WORK TO COMPLETE >> How many lines within the records include the word "Klassizismus"? Only that number should be given.

RECORDS SUPPLIED >>
---------------

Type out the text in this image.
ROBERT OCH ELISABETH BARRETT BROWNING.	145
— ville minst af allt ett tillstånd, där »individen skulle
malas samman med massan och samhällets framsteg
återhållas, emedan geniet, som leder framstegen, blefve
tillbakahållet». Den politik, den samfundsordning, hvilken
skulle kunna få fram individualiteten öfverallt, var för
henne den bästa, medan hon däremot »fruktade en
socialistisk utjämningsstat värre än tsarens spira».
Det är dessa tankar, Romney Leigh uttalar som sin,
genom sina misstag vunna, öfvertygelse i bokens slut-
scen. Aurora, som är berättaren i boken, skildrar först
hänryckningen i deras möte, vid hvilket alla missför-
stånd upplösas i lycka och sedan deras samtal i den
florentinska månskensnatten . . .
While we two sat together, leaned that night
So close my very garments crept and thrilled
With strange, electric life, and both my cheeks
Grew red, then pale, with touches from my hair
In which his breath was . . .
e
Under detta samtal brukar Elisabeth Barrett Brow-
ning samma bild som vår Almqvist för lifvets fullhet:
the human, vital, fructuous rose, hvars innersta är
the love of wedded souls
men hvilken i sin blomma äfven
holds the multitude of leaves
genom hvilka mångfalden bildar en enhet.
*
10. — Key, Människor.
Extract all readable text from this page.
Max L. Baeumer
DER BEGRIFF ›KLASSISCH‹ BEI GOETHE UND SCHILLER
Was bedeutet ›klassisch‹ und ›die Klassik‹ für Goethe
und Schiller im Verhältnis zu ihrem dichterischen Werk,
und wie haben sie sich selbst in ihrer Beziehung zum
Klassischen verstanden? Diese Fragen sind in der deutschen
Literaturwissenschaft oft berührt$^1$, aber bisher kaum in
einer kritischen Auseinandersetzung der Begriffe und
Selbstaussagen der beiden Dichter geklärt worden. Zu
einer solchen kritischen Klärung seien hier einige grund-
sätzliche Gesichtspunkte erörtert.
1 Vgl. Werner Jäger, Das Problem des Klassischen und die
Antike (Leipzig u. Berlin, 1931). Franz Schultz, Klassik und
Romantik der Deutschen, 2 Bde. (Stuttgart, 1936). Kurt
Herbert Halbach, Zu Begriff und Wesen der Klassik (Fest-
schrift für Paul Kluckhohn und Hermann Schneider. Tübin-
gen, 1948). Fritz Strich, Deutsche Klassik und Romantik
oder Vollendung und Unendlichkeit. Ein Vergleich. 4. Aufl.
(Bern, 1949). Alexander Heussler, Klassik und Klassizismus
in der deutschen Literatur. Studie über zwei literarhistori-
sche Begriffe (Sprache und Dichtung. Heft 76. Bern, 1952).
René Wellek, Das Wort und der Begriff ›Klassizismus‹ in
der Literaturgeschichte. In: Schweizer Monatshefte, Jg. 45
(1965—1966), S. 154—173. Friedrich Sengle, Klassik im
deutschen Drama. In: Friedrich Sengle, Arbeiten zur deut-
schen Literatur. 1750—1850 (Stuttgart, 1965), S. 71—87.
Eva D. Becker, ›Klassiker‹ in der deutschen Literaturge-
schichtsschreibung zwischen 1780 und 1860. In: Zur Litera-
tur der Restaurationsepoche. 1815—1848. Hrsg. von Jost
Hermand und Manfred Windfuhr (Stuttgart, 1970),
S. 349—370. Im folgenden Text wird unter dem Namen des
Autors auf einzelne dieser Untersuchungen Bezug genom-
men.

---------------

ANSWER BELOW >> 2